■ **STATED GOAL**
Copy every line of the items below word for word, leaving out the pictures.

Collection entries:
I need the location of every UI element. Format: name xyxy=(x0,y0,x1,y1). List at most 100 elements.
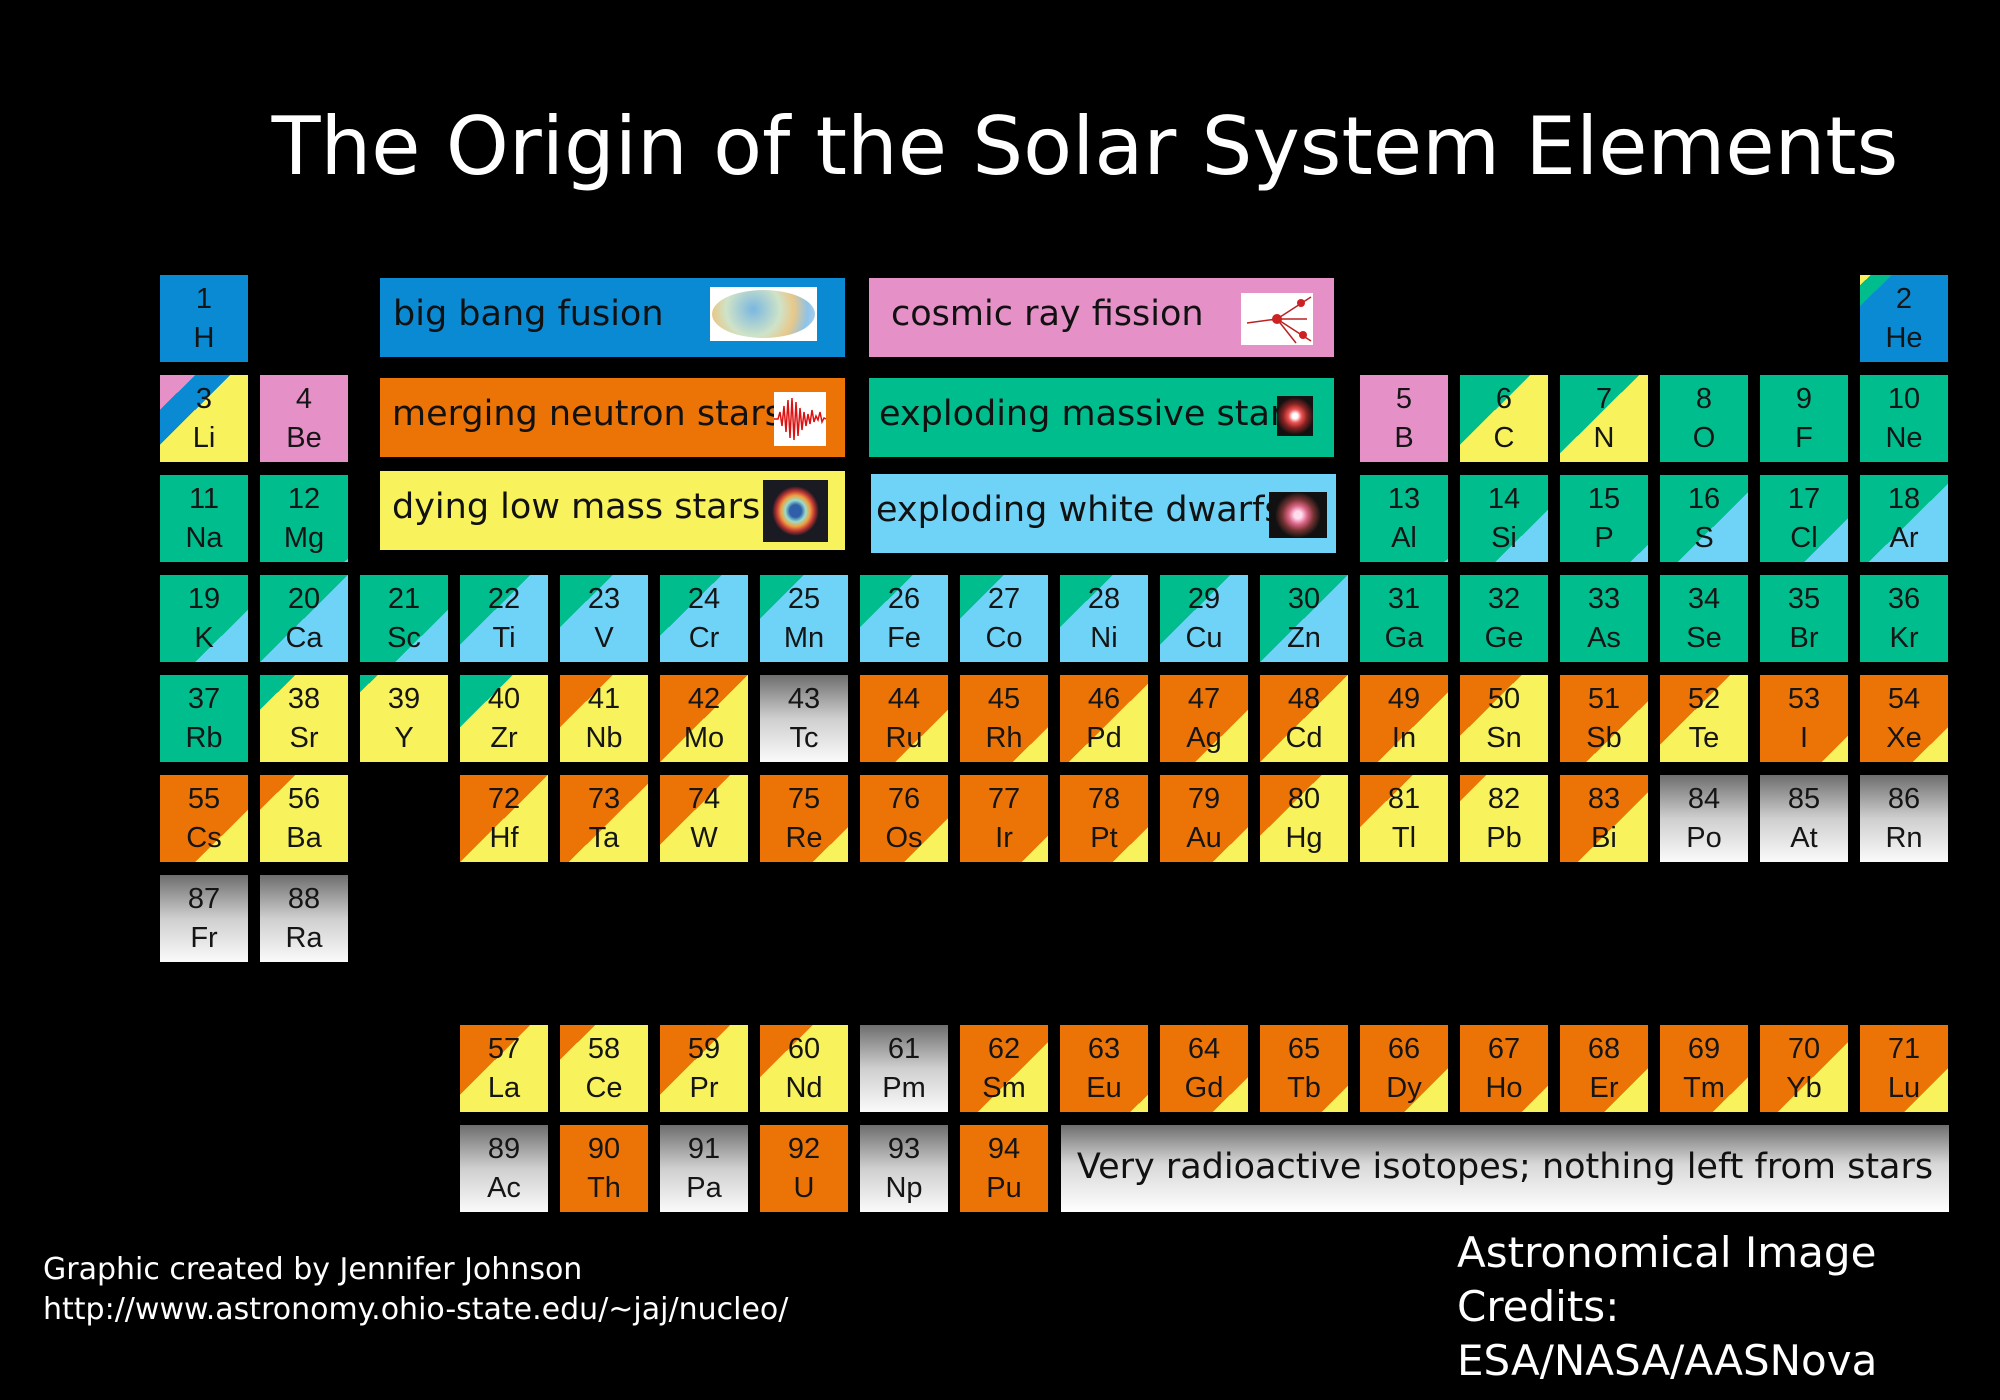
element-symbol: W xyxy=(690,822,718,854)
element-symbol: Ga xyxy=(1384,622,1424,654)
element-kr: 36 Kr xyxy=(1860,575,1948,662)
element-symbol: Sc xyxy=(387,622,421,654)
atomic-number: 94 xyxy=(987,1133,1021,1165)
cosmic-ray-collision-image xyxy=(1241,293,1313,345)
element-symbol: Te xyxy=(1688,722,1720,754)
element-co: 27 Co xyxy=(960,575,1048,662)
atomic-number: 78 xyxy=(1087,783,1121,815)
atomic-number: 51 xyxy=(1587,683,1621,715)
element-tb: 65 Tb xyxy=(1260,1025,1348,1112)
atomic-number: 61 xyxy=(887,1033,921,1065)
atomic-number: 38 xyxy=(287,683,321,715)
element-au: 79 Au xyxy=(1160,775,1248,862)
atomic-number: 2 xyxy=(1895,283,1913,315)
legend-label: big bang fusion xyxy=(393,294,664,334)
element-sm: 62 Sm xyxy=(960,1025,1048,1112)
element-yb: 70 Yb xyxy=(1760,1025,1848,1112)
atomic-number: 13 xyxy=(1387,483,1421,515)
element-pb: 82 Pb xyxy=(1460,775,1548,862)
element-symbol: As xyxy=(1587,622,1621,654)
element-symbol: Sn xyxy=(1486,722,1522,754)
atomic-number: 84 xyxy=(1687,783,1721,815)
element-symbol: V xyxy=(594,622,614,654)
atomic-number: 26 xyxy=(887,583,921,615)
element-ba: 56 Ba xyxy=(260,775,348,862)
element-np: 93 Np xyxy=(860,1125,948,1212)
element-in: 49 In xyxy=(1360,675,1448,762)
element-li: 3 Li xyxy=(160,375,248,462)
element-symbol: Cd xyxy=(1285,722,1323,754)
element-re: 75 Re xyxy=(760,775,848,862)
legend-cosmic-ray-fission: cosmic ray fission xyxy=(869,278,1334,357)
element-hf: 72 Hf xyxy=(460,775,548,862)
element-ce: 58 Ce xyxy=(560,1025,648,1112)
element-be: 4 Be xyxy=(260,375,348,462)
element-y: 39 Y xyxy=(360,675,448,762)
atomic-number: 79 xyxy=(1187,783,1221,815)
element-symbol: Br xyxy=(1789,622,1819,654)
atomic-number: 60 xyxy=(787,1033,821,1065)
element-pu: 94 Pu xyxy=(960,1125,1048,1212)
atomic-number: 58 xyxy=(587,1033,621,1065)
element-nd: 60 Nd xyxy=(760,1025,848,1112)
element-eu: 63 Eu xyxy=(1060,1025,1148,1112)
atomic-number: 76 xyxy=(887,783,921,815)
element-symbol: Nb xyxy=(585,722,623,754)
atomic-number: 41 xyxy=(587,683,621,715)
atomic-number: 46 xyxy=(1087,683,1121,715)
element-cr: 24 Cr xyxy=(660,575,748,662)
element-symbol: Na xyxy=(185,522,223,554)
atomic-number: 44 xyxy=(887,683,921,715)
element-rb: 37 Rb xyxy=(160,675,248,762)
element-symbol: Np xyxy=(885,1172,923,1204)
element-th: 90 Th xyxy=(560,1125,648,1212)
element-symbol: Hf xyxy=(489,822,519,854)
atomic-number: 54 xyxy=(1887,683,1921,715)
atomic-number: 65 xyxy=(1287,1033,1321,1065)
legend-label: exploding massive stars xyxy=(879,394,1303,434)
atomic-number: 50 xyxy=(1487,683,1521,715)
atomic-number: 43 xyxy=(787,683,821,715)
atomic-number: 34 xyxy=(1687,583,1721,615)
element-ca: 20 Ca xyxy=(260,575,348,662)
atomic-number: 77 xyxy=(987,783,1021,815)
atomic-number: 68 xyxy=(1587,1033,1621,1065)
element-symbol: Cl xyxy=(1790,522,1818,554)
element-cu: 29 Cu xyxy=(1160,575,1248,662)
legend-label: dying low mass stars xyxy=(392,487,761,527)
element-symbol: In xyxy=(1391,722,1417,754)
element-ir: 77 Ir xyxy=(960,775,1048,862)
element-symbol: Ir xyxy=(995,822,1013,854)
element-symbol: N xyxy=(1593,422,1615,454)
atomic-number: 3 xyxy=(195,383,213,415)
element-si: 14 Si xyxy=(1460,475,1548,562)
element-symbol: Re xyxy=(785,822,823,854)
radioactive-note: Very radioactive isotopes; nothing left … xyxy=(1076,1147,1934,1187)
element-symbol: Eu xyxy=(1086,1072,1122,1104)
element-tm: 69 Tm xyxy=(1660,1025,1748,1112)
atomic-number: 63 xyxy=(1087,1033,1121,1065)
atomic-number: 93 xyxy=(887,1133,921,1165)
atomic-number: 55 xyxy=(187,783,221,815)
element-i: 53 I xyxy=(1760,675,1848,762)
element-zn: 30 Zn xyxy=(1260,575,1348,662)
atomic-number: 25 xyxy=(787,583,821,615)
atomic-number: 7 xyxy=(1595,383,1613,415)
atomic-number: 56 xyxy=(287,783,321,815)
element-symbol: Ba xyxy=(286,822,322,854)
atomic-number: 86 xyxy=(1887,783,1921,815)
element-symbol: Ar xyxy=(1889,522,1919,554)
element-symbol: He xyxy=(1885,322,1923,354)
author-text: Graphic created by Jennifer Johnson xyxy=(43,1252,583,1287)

■ **COMPLETE OUTPUT**
I need the location of every UI element. Format: name xyxy=(x0,y0,x1,y1). List at most 100 elements.
element-symbol: W xyxy=(690,822,718,854)
element-symbol: Ga xyxy=(1384,622,1424,654)
element-kr: 36 Kr xyxy=(1860,575,1948,662)
element-symbol: Sc xyxy=(387,622,421,654)
atomic-number: 94 xyxy=(987,1133,1021,1165)
cosmic-ray-collision-image xyxy=(1241,293,1313,345)
element-symbol: Te xyxy=(1688,722,1720,754)
element-co: 27 Co xyxy=(960,575,1048,662)
atomic-number: 78 xyxy=(1087,783,1121,815)
atomic-number: 51 xyxy=(1587,683,1621,715)
element-tb: 65 Tb xyxy=(1260,1025,1348,1112)
atomic-number: 61 xyxy=(887,1033,921,1065)
atomic-number: 38 xyxy=(287,683,321,715)
element-au: 79 Au xyxy=(1160,775,1248,862)
atomic-number: 2 xyxy=(1895,283,1913,315)
legend-label: big bang fusion xyxy=(393,294,664,334)
element-sm: 62 Sm xyxy=(960,1025,1048,1112)
element-yb: 70 Yb xyxy=(1760,1025,1848,1112)
atomic-number: 13 xyxy=(1387,483,1421,515)
element-pb: 82 Pb xyxy=(1460,775,1548,862)
element-symbol: As xyxy=(1587,622,1621,654)
element-symbol: Sn xyxy=(1486,722,1522,754)
atomic-number: 84 xyxy=(1687,783,1721,815)
element-symbol: V xyxy=(594,622,614,654)
atomic-number: 26 xyxy=(887,583,921,615)
element-ba: 56 Ba xyxy=(260,775,348,862)
element-np: 93 Np xyxy=(860,1125,948,1212)
element-in: 49 In xyxy=(1360,675,1448,762)
element-li: 3 Li xyxy=(160,375,248,462)
element-symbol: Cd xyxy=(1285,722,1323,754)
element-re: 75 Re xyxy=(760,775,848,862)
legend-cosmic-ray-fission: cosmic ray fission xyxy=(869,278,1334,357)
element-hf: 72 Hf xyxy=(460,775,548,862)
element-ce: 58 Ce xyxy=(560,1025,648,1112)
element-be: 4 Be xyxy=(260,375,348,462)
element-y: 39 Y xyxy=(360,675,448,762)
atomic-number: 79 xyxy=(1187,783,1221,815)
element-symbol: Br xyxy=(1789,622,1819,654)
atomic-number: 60 xyxy=(787,1033,821,1065)
element-pu: 94 Pu xyxy=(960,1125,1048,1212)
atomic-number: 58 xyxy=(587,1033,621,1065)
element-nd: 60 Nd xyxy=(760,1025,848,1112)
element-eu: 63 Eu xyxy=(1060,1025,1148,1112)
atomic-number: 76 xyxy=(887,783,921,815)
element-symbol: Nb xyxy=(585,722,623,754)
atomic-number: 41 xyxy=(587,683,621,715)
atomic-number: 46 xyxy=(1087,683,1121,715)
element-cr: 24 Cr xyxy=(660,575,748,662)
element-symbol: Na xyxy=(185,522,223,554)
atomic-number: 44 xyxy=(887,683,921,715)
element-rb: 37 Rb xyxy=(160,675,248,762)
element-symbol: Np xyxy=(885,1172,923,1204)
element-th: 90 Th xyxy=(560,1125,648,1212)
element-symbol: Hf xyxy=(489,822,519,854)
atomic-number: 54 xyxy=(1887,683,1921,715)
atomic-number: 65 xyxy=(1287,1033,1321,1065)
legend-label: exploding massive stars xyxy=(879,394,1303,434)
atomic-number: 50 xyxy=(1487,683,1521,715)
atomic-number: 43 xyxy=(787,683,821,715)
atomic-number: 34 xyxy=(1687,583,1721,615)
element-ca: 20 Ca xyxy=(260,575,348,662)
atomic-number: 77 xyxy=(987,783,1021,815)
atomic-number: 68 xyxy=(1587,1033,1621,1065)
element-symbol: Cl xyxy=(1790,522,1818,554)
element-cu: 29 Cu xyxy=(1160,575,1248,662)
legend-label: dying low mass stars xyxy=(392,487,761,527)
element-symbol: In xyxy=(1391,722,1417,754)
element-ir: 77 Ir xyxy=(960,775,1048,862)
element-symbol: Ir xyxy=(995,822,1013,854)
element-symbol: N xyxy=(1593,422,1615,454)
atomic-number: 3 xyxy=(195,383,213,415)
element-si: 14 Si xyxy=(1460,475,1548,562)
element-symbol: Re xyxy=(785,822,823,854)
radioactive-note: Very radioactive isotopes; nothing left … xyxy=(1076,1147,1934,1187)
element-symbol: Eu xyxy=(1086,1072,1122,1104)
element-tm: 69 Tm xyxy=(1660,1025,1748,1112)
atomic-number: 63 xyxy=(1087,1033,1121,1065)
atomic-number: 93 xyxy=(887,1133,921,1165)
atomic-number: 55 xyxy=(187,783,221,815)
element-i: 53 I xyxy=(1760,675,1848,762)
element-zn: 30 Zn xyxy=(1260,575,1348,662)
atomic-number: 25 xyxy=(787,583,821,615)
atomic-number: 7 xyxy=(1595,383,1613,415)
atomic-number: 56 xyxy=(287,783,321,815)
element-symbol: Ba xyxy=(286,822,322,854)
atomic-number: 86 xyxy=(1887,783,1921,815)
element-symbol: Ar xyxy=(1889,522,1919,554)
element-symbol: He xyxy=(1885,322,1923,354)
author-text: Graphic created by Jennifer Johnson xyxy=(43,1252,583,1287)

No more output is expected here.